• PROBLEM DESCRIPTION:
Your task is to transcribe the data in full.

━━━━━ ENTRIES PROVIDED ━━━━━

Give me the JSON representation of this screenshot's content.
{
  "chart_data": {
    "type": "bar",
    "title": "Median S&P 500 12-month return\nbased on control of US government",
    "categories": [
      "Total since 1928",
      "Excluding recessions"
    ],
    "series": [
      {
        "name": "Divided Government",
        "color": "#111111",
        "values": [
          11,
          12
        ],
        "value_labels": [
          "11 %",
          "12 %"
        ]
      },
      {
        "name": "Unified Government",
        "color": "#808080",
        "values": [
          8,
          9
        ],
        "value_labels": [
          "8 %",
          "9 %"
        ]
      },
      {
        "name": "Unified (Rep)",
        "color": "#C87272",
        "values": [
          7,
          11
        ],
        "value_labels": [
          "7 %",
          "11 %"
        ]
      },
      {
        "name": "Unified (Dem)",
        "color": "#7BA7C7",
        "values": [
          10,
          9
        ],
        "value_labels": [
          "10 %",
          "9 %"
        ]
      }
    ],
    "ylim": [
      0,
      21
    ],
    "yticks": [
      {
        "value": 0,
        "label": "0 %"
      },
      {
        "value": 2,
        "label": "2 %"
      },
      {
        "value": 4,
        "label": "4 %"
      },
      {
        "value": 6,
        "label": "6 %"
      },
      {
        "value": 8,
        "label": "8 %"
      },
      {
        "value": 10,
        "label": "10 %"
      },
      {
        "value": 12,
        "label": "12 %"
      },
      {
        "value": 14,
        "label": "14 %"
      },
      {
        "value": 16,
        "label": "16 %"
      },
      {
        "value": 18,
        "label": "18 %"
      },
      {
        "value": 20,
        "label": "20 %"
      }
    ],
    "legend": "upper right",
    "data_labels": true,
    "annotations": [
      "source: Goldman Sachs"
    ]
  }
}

━━━━━

• FINISHED ANSWER:
Give me the JSON representation of this screenshot's content.
{
  "chart_data": {
    "type": "bar",
    "title": "Median S&P 500 12-month return\nbased on control of US government",
    "categories": [
      "Total since 1928",
      "Excluding recessions"
    ],
    "series": [
      {
        "name": "Divided Government",
        "color": "#111111",
        "values": [
          11,
          12
        ],
        "value_labels": [
          "11 %",
          "12 %"
        ]
      },
      {
        "name": "Unified Government",
        "color": "#808080",
        "values": [
          8,
          9
        ],
        "value_labels": [
          "8 %",
          "9 %"
        ]
      },
      {
        "name": "Unified (Rep)",
        "color": "#C87272",
        "values": [
          7,
          11
        ],
        "value_labels": [
          "7 %",
          "11 %"
        ]
      },
      {
        "name": "Unified (Dem)",
        "color": "#7BA7C7",
        "values": [
          10,
          9
        ],
        "value_labels": [
          "10 %",
          "9 %"
        ]
      }
    ],
    "ylim": [
      0,
      21
    ],
    "yticks": [
      {
        "value": 0,
        "label": "0 %"
      },
      {
        "value": 2,
        "label": "2 %"
      },
      {
        "value": 4,
        "label": "4 %"
      },
      {
        "value": 6,
        "label": "6 %"
      },
      {
        "value": 8,
        "label": "8 %"
      },
      {
        "value": 10,
        "label": "10 %"
      },
      {
        "value": 12,
        "label": "12 %"
      },
      {
        "value": 14,
        "label": "14 %"
      },
      {
        "value": 16,
        "label": "16 %"
      },
      {
        "value": 18,
        "label": "18 %"
      },
      {
        "value": 20,
        "label": "20 %"
      }
    ],
    "legend": "upper right",
    "data_labels": true,
    "annotations": [
      "source: Goldman Sachs"
    ]
  }
}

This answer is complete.